AIM –
Below you will find a set of lines. Repeat them all exactly.

======== AVAILABLE DATA ========

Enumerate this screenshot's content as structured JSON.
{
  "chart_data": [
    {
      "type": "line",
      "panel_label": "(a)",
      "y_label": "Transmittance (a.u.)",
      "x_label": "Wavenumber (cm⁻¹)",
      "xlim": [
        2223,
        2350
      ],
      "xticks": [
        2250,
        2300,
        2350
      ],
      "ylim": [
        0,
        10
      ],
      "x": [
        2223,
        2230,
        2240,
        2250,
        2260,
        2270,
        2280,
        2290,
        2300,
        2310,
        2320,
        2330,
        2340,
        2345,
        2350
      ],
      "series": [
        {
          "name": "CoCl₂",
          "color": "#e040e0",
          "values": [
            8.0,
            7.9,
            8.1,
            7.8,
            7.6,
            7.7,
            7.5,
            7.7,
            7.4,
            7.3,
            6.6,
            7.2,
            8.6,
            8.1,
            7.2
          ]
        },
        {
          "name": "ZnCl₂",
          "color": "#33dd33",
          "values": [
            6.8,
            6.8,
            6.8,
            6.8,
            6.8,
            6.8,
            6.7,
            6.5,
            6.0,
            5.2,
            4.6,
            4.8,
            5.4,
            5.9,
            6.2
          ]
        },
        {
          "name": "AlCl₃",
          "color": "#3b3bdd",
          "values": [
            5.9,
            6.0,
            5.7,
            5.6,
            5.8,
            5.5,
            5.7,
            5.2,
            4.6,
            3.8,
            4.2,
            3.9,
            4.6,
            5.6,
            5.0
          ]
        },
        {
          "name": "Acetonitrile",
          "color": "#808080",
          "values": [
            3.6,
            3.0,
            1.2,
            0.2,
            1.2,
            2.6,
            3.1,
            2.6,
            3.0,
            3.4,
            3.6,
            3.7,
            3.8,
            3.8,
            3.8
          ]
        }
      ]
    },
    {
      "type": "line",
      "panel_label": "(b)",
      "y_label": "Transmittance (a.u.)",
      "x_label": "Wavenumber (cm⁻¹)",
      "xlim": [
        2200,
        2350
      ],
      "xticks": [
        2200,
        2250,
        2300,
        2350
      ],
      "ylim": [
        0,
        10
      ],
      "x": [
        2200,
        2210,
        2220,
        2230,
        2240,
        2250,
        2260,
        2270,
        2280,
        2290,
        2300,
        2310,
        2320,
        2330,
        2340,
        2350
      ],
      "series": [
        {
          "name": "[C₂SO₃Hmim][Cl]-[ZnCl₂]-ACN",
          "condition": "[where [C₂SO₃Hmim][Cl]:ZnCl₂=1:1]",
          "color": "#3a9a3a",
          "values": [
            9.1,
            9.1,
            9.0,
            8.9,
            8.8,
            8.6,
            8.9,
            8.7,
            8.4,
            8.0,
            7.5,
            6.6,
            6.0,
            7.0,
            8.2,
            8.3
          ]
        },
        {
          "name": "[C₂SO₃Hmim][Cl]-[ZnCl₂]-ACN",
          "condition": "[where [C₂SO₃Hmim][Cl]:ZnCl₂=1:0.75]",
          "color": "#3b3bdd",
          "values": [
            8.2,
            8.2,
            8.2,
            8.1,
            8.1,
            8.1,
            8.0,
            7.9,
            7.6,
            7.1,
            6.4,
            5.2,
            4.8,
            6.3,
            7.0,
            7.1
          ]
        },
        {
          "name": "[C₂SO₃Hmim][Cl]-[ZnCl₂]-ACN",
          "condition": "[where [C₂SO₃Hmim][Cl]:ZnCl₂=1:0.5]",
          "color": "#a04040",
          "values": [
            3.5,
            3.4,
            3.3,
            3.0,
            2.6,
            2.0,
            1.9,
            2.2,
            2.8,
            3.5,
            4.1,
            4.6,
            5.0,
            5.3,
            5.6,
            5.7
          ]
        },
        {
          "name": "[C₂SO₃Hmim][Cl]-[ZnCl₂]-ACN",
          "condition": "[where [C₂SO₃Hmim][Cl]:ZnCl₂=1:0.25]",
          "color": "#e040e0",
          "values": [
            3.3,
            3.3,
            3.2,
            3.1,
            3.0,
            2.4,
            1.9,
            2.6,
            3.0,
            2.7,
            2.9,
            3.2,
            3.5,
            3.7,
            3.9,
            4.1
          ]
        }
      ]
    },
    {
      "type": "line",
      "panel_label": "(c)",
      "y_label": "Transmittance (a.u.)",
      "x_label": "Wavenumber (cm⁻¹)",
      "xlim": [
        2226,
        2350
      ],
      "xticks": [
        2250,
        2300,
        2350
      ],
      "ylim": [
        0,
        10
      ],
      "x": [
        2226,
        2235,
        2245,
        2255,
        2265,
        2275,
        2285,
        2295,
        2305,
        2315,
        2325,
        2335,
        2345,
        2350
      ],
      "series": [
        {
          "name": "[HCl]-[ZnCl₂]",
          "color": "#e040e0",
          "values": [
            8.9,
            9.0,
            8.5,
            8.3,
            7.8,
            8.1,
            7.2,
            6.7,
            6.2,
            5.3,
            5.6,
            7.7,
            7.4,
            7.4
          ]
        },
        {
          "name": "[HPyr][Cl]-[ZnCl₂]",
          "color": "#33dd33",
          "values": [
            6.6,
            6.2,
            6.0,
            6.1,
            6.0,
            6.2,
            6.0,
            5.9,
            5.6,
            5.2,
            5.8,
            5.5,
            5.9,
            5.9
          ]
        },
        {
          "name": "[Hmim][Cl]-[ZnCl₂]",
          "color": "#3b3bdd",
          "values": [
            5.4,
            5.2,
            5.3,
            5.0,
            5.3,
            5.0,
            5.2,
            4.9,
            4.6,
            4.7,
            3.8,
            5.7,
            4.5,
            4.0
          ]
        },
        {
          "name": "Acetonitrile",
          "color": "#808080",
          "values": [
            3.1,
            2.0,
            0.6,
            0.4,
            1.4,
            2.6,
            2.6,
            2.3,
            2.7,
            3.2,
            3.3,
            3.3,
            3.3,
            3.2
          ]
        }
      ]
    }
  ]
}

========

RESULT FOR THIS TASK –
Enumerate this screenshot's content as structured JSON.
{
  "chart_data": [
    {
      "type": "line",
      "panel_label": "(a)",
      "y_label": "Transmittance (a.u.)",
      "x_label": "Wavenumber (cm⁻¹)",
      "xlim": [
        2223,
        2350
      ],
      "xticks": [
        2250,
        2300,
        2350
      ],
      "ylim": [
        0,
        10
      ],
      "x": [
        2223,
        2230,
        2240,
        2250,
        2260,
        2270,
        2280,
        2290,
        2300,
        2310,
        2320,
        2330,
        2340,
        2345,
        2350
      ],
      "series": [
        {
          "name": "CoCl₂",
          "color": "#e040e0",
          "values": [
            8.0,
            7.9,
            8.1,
            7.8,
            7.6,
            7.7,
            7.5,
            7.7,
            7.4,
            7.3,
            6.6,
            7.2,
            8.6,
            8.1,
            7.2
          ]
        },
        {
          "name": "ZnCl₂",
          "color": "#33dd33",
          "values": [
            6.8,
            6.8,
            6.8,
            6.8,
            6.8,
            6.8,
            6.7,
            6.5,
            6.0,
            5.2,
            4.6,
            4.8,
            5.4,
            5.9,
            6.2
          ]
        },
        {
          "name": "AlCl₃",
          "color": "#3b3bdd",
          "values": [
            5.9,
            6.0,
            5.7,
            5.6,
            5.8,
            5.5,
            5.7,
            5.2,
            4.6,
            3.8,
            4.2,
            3.9,
            4.6,
            5.6,
            5.0
          ]
        },
        {
          "name": "Acetonitrile",
          "color": "#808080",
          "values": [
            3.6,
            3.0,
            1.2,
            0.2,
            1.2,
            2.6,
            3.1,
            2.6,
            3.0,
            3.4,
            3.6,
            3.7,
            3.8,
            3.8,
            3.8
          ]
        }
      ]
    },
    {
      "type": "line",
      "panel_label": "(b)",
      "y_label": "Transmittance (a.u.)",
      "x_label": "Wavenumber (cm⁻¹)",
      "xlim": [
        2200,
        2350
      ],
      "xticks": [
        2200,
        2250,
        2300,
        2350
      ],
      "ylim": [
        0,
        10
      ],
      "x": [
        2200,
        2210,
        2220,
        2230,
        2240,
        2250,
        2260,
        2270,
        2280,
        2290,
        2300,
        2310,
        2320,
        2330,
        2340,
        2350
      ],
      "series": [
        {
          "name": "[C₂SO₃Hmim][Cl]-[ZnCl₂]-ACN",
          "condition": "[where [C₂SO₃Hmim][Cl]:ZnCl₂=1:1]",
          "color": "#3a9a3a",
          "values": [
            9.1,
            9.1,
            9.0,
            8.9,
            8.8,
            8.6,
            8.9,
            8.7,
            8.4,
            8.0,
            7.5,
            6.6,
            6.0,
            7.0,
            8.2,
            8.3
          ]
        },
        {
          "name": "[C₂SO₃Hmim][Cl]-[ZnCl₂]-ACN",
          "condition": "[where [C₂SO₃Hmim][Cl]:ZnCl₂=1:0.75]",
          "color": "#3b3bdd",
          "values": [
            8.2,
            8.2,
            8.2,
            8.1,
            8.1,
            8.1,
            8.0,
            7.9,
            7.6,
            7.1,
            6.4,
            5.2,
            4.8,
            6.3,
            7.0,
            7.1
          ]
        },
        {
          "name": "[C₂SO₃Hmim][Cl]-[ZnCl₂]-ACN",
          "condition": "[where [C₂SO₃Hmim][Cl]:ZnCl₂=1:0.5]",
          "color": "#a04040",
          "values": [
            3.5,
            3.4,
            3.3,
            3.0,
            2.6,
            2.0,
            1.9,
            2.2,
            2.8,
            3.5,
            4.1,
            4.6,
            5.0,
            5.3,
            5.6,
            5.7
          ]
        },
        {
          "name": "[C₂SO₃Hmim][Cl]-[ZnCl₂]-ACN",
          "condition": "[where [C₂SO₃Hmim][Cl]:ZnCl₂=1:0.25]",
          "color": "#e040e0",
          "values": [
            3.3,
            3.3,
            3.2,
            3.1,
            3.0,
            2.4,
            1.9,
            2.6,
            3.0,
            2.7,
            2.9,
            3.2,
            3.5,
            3.7,
            3.9,
            4.1
          ]
        }
      ]
    },
    {
      "type": "line",
      "panel_label": "(c)",
      "y_label": "Transmittance (a.u.)",
      "x_label": "Wavenumber (cm⁻¹)",
      "xlim": [
        2226,
        2350
      ],
      "xticks": [
        2250,
        2300,
        2350
      ],
      "ylim": [
        0,
        10
      ],
      "x": [
        2226,
        2235,
        2245,
        2255,
        2265,
        2275,
        2285,
        2295,
        2305,
        2315,
        2325,
        2335,
        2345,
        2350
      ],
      "series": [
        {
          "name": "[HCl]-[ZnCl₂]",
          "color": "#e040e0",
          "values": [
            8.9,
            9.0,
            8.5,
            8.3,
            7.8,
            8.1,
            7.2,
            6.7,
            6.2,
            5.3,
            5.6,
            7.7,
            7.4,
            7.4
          ]
        },
        {
          "name": "[HPyr][Cl]-[ZnCl₂]",
          "color": "#33dd33",
          "values": [
            6.6,
            6.2,
            6.0,
            6.1,
            6.0,
            6.2,
            6.0,
            5.9,
            5.6,
            5.2,
            5.8,
            5.5,
            5.9,
            5.9
          ]
        },
        {
          "name": "[Hmim][Cl]-[ZnCl₂]",
          "color": "#3b3bdd",
          "values": [
            5.4,
            5.2,
            5.3,
            5.0,
            5.3,
            5.0,
            5.2,
            4.9,
            4.6,
            4.7,
            3.8,
            5.7,
            4.5,
            4.0
          ]
        },
        {
          "name": "Acetonitrile",
          "color": "#808080",
          "values": [
            3.1,
            2.0,
            0.6,
            0.4,
            1.4,
            2.6,
            2.6,
            2.3,
            2.7,
            3.2,
            3.3,
            3.3,
            3.3,
            3.2
          ]
        }
      ]
    }
  ]
}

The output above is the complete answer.